WHAT THE TASK ASKS:
Go through the listing and set it down exactly, leaving out its pictures.
------------------------------------------------------------
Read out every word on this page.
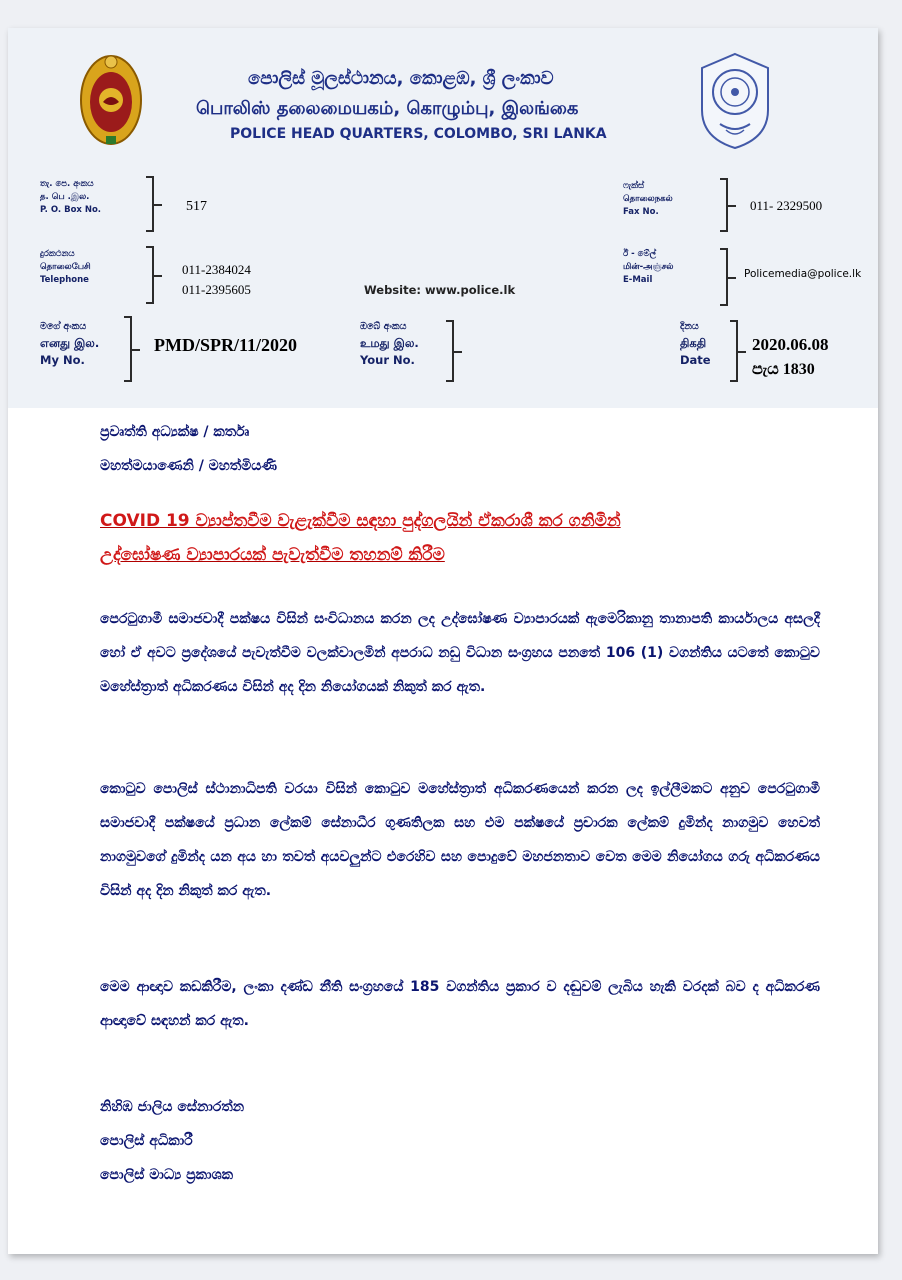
පොලිස් මූලස්ථානය, කොළඹ, ශ්‍රී ලංකාව
பொலிஸ் தலைமையகம், கொழும்பு, இலங்கை
POLICE HEAD QUARTERS, COLOMBO, SRI LANKA
තැ. පෙ. අංකය
த. பெ .இல.
P. O. Box No.	517
ෆැක්ස්
தொலைநகல்
Fax No.	011- 2329500
දුරකථනය
தொலைபேசி
Telephone
011-2384024
011-2395605	Website: www.police.lk
ඊ - මේල්
மின்-அஞ்சல்
E-Mail	Policemedia@police.lk
මගේ අංකය
எனது இல.
My No.
PMD/SPR/11/2020
ඔබේ අංකය
உமது இல.
Your No.
දිනය
திகதி
Date
2020.06.08
පැය 1830
ප්‍රවෘත්ති අධ්‍යක්ෂ / කර්තෘ
මහත්මයාණෙනි / මහත්මියණි
COVID 19 ව්‍යාප්තවීම වැළැක්වීම සඳහා පුද්ගලයින් ඒකරාශී කර ගනිමින්
උද්ඝෝෂණ ව්‍යාපාරයක් පැවැත්වීම තහනම් කිරීම
පෙරටුගාමී සමාජවාදී පක්ෂය විසින් සංවිධානය කරන ලද උද්ඝෝෂණ ව්‍යාපාරයක් ඇමෙරිකානු තානාපති කාර්යාලය අසලදී හෝ ඒ අවට ප්‍රදේශයේ පැවැත්වීම වලක්වාලමින් අපරාධ නඩු විධාන සංග්‍රහය පනතේ 106 (1) වගන්තිය යටතේ කොටුව මහේස්ත්‍රාත් අධිකරණය විසින් අද දින නියෝගයක් නිකුත් කර ඇත.
කොටුව පොලිස් ස්ථානාධිපති වරයා විසින් කොටුව මහේස්ත්‍රාත් අධිකරණයෙන් කරන ලද ඉල්ලීමකට අනුව පෙරටුගාමී සමාජවාදී පක්ෂයේ ප්‍රධාන ලේකම් සේනාධීර ගුණතිලක සහ එම පක්ෂයේ ප්‍රචාරක ලේකම් දුමින්ද නාගමුව හෙවත් නාගමුවගේ දුමින්ද යන අය හා තවත් අයවලුන්ට එරෙහිව සහ පොදුවේ මහජනතාව වෙත මෙම නියෝගය ගරු අධිකරණය විසින් අද දින නිකුත් කර ඇත.
මෙම ආඥාව කඩකිරීම, ලංකා දණ්ඩ නීති සංග්‍රහයේ 185 වගන්තිය ප්‍රකාර ව දඬුවම් ලැබිය හැකි වරදක් බව ද අධිකරණ ආඥාවේ සඳහන් කර ඇත.
නිහිඹ ජාලිය සේනාරත්න
පොලිස් අධිකාරී
පොලිස් මාධ්‍ය ප්‍රකාශක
------------------------------------------------------------
REPLY:
Read out every word on this page.
පොලිස් මූලස්ථානය, කොළඹ, ශ්‍රී ලංකාව
பொலிஸ் தலைமையகம், கொழும்பு, இலங்கை
POLICE HEAD QUARTERS, COLOMBO, SRI LANKA
තැ. පෙ. අංකය
த. பெ .இல.
P. O. Box No.	517
ෆැක්ස්
தொலைநகல்
Fax No.	011- 2329500
දුරකථනය
தொலைபேசி
Telephone
011-2384024
011-2395605	Website: www.police.lk
ඊ - මේල්
மின்-அஞ்சல்
E-Mail	Policemedia@police.lk
මගේ අංකය
எனது இல.
My No.
PMD/SPR/11/2020
ඔබේ අංකය
உமது இல.
Your No.
දිනය
திகதி
Date
2020.06.08
පැය 1830
ප්‍රවෘත්ති අධ්‍යක්ෂ / කර්තෘ
මහත්මයාණෙනි / මහත්මියණි
COVID 19 ව්‍යාප්තවීම වැළැක්වීම සඳහා පුද්ගලයින් ඒකරාශී කර ගනිමින්
උද්ඝෝෂණ ව්‍යාපාරයක් පැවැත්වීම තහනම් කිරීම
පෙරටුගාමී සමාජවාදී පක්ෂය විසින් සංවිධානය කරන ලද උද්ඝෝෂණ ව්‍යාපාරයක් ඇමෙරිකානු තානාපති කාර්යාලය අසලදී හෝ ඒ අවට ප්‍රදේශයේ පැවැත්වීම වලක්වාලමින් අපරාධ නඩු විධාන සංග්‍රහය පනතේ 106 (1) වගන්තිය යටතේ කොටුව මහේස්ත්‍රාත් අධිකරණය විසින් අද දින නියෝගයක් නිකුත් කර ඇත.
කොටුව පොලිස් ස්ථානාධිපති වරයා විසින් කොටුව මහේස්ත්‍රාත් අධිකරණයෙන් කරන ලද ඉල්ලීමකට අනුව පෙරටුගාමී සමාජවාදී පක්ෂයේ ප්‍රධාන ලේකම් සේනාධීර ගුණතිලක සහ එම පක්ෂයේ ප්‍රචාරක ලේකම් දුමින්ද නාගමුව හෙවත් නාගමුවගේ දුමින්ද යන අය හා තවත් අයවලුන්ට එරෙහිව සහ පොදුවේ මහජනතාව වෙත මෙම නියෝගය ගරු අධිකරණය විසින් අද දින නිකුත් කර ඇත.
මෙම ආඥාව කඩකිරීම, ලංකා දණ්ඩ නීති සංග්‍රහයේ 185 වගන්තිය ප්‍රකාර ව දඬුවම් ලැබිය හැකි වරදක් බව ද අධිකරණ ආඥාවේ සඳහන් කර ඇත.
නිහිඹ ජාලිය සේනාරත්න
පොලිස් අධිකාරී
පොලිස් මාධ්‍ය ප්‍රකාශක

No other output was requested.